Instructions for the task
Copy out every line in which the string "meses" occurs.
↓↓↓
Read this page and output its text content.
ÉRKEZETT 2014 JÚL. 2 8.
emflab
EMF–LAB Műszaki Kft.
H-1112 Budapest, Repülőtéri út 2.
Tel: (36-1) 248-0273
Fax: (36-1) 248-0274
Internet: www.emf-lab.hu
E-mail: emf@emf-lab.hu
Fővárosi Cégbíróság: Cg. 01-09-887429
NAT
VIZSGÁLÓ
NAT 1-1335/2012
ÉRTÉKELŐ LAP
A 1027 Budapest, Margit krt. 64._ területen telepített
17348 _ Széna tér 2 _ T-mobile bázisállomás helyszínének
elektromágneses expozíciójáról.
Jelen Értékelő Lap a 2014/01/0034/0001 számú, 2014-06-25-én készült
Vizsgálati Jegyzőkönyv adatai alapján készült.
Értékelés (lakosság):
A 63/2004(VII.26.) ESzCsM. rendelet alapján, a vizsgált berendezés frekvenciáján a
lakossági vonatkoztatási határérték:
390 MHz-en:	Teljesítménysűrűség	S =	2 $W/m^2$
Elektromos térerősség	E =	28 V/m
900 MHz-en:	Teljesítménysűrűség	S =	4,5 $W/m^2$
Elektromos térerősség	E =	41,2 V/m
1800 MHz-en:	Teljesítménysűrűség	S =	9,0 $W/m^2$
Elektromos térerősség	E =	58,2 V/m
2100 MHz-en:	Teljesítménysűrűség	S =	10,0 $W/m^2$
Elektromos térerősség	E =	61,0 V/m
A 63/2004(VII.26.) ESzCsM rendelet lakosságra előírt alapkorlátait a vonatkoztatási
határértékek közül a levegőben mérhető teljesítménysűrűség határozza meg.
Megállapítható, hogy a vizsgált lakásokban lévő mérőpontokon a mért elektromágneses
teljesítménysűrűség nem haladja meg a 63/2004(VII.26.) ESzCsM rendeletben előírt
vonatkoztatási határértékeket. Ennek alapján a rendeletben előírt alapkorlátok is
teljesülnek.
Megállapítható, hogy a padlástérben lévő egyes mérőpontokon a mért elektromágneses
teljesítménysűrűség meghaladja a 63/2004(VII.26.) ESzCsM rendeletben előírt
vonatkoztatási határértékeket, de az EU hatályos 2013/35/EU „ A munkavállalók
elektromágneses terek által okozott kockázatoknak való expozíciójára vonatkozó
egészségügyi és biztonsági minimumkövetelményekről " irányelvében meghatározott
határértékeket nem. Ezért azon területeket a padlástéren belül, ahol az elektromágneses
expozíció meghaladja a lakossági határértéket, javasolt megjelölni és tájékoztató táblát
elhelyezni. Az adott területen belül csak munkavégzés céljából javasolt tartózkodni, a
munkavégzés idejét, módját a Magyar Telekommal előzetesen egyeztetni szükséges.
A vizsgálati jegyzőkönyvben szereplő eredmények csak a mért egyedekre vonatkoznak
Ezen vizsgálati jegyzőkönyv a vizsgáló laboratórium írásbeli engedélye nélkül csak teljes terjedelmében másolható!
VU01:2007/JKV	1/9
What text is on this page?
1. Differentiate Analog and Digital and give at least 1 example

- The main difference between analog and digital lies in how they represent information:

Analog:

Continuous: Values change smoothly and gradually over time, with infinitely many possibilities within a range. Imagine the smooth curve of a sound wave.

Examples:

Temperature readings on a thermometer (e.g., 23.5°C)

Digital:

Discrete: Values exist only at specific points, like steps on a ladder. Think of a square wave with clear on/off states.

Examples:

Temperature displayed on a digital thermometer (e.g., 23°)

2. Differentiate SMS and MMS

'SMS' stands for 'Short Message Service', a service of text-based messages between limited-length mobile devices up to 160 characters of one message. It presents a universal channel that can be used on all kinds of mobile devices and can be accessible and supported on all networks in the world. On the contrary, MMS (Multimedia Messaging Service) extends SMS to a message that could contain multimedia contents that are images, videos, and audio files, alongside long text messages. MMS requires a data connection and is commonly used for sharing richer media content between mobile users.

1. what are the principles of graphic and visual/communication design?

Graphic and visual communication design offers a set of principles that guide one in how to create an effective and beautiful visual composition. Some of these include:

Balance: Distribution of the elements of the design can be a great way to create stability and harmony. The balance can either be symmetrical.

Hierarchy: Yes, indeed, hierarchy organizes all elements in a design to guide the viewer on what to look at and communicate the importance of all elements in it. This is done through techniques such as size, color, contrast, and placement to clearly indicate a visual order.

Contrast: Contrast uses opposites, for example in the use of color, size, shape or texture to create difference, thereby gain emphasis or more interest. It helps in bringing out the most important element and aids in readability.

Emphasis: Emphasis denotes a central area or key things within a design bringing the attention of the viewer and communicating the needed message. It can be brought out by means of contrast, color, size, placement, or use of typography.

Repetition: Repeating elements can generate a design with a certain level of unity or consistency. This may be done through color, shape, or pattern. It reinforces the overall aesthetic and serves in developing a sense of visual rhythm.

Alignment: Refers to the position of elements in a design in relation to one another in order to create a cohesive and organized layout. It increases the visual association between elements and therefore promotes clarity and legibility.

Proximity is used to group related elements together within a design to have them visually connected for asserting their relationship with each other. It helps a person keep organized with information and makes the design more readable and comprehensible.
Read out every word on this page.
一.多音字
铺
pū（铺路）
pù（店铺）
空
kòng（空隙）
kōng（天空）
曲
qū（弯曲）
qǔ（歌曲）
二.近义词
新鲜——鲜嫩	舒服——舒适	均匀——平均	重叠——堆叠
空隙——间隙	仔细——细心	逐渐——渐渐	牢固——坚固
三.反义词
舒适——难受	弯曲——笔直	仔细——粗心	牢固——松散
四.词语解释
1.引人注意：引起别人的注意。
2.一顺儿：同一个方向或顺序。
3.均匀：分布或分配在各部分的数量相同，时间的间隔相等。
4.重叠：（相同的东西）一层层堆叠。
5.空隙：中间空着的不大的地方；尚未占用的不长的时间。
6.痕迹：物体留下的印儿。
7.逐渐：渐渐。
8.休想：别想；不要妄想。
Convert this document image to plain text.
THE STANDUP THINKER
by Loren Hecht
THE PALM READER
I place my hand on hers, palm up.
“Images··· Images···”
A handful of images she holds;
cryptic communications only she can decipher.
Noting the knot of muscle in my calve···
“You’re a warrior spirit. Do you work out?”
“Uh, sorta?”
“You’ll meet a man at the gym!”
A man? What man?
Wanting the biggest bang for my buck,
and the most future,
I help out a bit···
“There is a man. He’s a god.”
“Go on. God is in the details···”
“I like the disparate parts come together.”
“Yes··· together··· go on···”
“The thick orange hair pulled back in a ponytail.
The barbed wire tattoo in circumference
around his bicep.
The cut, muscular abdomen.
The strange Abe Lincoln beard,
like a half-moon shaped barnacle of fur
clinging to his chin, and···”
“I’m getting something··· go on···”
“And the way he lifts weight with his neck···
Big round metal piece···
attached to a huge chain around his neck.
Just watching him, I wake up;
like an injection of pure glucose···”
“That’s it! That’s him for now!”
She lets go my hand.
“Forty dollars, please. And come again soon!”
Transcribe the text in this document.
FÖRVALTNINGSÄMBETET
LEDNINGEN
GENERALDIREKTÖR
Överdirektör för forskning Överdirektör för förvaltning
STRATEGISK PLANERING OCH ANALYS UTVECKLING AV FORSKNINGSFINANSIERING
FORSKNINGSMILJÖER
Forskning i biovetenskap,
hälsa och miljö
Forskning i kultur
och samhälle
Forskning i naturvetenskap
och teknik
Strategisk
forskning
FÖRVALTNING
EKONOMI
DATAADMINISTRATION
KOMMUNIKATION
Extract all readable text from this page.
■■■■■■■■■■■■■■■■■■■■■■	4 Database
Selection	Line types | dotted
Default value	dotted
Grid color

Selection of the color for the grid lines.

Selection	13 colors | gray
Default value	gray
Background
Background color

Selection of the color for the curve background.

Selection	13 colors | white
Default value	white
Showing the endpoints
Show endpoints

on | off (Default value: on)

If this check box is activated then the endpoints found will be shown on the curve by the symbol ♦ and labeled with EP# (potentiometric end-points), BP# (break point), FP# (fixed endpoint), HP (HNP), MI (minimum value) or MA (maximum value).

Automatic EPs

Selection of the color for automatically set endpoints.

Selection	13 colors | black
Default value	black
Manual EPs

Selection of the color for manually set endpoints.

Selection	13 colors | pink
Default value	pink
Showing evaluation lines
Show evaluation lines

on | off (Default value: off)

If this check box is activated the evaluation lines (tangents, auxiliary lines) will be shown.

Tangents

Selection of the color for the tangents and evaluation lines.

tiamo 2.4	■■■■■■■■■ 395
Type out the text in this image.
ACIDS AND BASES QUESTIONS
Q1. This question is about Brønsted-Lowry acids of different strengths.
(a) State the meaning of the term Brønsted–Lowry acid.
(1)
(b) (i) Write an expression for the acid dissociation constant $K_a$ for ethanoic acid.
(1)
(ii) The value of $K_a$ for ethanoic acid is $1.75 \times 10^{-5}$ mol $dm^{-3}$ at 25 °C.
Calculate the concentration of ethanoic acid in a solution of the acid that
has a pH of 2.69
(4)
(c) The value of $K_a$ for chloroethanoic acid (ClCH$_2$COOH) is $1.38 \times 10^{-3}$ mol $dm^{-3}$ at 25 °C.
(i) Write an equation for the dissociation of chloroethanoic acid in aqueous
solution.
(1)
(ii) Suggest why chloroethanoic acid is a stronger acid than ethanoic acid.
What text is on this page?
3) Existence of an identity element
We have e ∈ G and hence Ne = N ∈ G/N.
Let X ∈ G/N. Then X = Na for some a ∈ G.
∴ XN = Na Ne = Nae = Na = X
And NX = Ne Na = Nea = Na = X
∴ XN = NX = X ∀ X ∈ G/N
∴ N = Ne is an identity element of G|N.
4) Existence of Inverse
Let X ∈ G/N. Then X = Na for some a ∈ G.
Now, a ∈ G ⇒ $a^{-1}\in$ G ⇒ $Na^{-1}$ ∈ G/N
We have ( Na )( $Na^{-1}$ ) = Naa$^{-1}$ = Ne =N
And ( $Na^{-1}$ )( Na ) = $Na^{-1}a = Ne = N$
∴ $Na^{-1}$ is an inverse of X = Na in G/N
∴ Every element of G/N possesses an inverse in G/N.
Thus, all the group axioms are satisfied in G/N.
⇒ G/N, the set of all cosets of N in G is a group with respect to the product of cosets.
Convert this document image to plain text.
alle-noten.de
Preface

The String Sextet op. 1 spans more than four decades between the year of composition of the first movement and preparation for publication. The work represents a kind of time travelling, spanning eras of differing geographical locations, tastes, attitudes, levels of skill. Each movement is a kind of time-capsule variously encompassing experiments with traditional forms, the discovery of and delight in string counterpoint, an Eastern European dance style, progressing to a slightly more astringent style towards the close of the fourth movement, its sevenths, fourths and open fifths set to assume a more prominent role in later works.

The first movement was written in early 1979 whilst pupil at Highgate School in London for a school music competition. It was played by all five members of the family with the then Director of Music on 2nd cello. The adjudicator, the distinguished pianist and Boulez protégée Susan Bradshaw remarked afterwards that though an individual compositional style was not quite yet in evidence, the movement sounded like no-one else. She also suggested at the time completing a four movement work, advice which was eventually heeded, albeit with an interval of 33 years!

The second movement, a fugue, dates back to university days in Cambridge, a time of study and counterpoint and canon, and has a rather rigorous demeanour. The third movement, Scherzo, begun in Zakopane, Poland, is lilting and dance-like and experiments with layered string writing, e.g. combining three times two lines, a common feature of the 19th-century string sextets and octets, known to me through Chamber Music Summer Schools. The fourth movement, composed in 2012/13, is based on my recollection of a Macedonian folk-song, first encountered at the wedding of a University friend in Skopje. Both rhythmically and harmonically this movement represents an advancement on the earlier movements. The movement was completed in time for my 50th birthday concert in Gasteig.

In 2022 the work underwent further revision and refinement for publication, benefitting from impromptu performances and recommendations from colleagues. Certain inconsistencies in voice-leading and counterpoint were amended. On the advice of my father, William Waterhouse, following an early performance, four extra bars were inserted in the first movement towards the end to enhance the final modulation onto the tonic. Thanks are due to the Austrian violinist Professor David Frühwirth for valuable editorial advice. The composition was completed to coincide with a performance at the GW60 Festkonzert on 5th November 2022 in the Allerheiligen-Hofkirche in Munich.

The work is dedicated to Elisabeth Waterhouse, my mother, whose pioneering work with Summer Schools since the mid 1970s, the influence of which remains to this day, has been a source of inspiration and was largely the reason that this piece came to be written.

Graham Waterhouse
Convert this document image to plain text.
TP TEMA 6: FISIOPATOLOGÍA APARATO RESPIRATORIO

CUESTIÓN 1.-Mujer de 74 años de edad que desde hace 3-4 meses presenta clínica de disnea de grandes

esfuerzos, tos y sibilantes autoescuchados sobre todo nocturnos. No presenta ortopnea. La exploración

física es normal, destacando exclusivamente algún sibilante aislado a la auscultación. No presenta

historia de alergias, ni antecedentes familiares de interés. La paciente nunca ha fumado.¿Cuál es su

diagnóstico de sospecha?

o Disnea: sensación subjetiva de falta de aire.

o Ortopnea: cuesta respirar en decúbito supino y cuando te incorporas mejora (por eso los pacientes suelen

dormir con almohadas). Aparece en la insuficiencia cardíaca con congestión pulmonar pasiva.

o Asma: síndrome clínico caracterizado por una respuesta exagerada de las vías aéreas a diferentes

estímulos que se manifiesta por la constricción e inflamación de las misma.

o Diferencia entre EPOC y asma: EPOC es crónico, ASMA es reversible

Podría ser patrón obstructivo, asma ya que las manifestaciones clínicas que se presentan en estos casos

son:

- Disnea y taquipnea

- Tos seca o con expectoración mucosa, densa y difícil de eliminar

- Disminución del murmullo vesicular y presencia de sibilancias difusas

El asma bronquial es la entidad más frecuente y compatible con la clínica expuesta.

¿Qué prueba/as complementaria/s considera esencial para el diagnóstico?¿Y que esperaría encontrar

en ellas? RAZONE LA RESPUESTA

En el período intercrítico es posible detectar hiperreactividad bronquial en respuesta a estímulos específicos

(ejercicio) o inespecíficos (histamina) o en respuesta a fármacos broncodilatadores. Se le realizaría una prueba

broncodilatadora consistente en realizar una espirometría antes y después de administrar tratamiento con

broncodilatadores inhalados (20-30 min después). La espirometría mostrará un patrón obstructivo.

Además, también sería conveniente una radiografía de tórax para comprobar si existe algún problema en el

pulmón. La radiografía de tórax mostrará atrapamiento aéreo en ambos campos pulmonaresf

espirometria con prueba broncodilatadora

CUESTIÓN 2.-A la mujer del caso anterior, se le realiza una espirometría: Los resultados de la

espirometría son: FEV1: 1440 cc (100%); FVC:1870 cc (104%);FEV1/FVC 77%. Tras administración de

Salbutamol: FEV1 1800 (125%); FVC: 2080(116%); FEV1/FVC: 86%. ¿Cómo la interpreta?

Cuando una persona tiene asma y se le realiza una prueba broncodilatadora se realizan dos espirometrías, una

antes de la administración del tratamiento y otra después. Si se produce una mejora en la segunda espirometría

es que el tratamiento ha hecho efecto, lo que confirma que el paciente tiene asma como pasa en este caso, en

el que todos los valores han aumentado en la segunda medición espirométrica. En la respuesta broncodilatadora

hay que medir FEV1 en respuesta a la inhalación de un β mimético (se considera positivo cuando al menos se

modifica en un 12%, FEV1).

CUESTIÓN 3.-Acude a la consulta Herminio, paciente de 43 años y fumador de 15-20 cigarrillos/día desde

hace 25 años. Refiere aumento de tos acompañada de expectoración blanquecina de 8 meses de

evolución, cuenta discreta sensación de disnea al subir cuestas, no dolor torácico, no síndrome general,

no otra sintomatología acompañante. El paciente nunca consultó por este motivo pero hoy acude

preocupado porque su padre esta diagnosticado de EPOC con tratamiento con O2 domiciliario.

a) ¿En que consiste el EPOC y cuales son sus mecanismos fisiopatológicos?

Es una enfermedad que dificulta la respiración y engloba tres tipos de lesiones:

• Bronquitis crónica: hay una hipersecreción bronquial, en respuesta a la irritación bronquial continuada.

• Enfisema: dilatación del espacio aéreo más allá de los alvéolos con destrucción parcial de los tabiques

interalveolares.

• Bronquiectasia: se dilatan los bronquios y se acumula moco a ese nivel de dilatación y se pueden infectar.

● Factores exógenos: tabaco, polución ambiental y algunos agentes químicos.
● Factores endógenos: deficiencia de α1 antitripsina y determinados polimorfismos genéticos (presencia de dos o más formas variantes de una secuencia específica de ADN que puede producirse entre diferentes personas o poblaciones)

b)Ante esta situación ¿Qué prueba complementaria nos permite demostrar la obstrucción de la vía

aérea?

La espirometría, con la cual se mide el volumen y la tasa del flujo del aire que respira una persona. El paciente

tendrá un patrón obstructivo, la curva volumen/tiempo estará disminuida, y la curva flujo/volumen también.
↑↑↑
Worked answer
CUESTIÓN 1.-Mujer de 74 años de edad que desde hace 3-4 meses presenta clínica de disnea de grandes
hace 25 años. Refiere aumento de tos acompañada de expectoración blanquecina de 8 meses de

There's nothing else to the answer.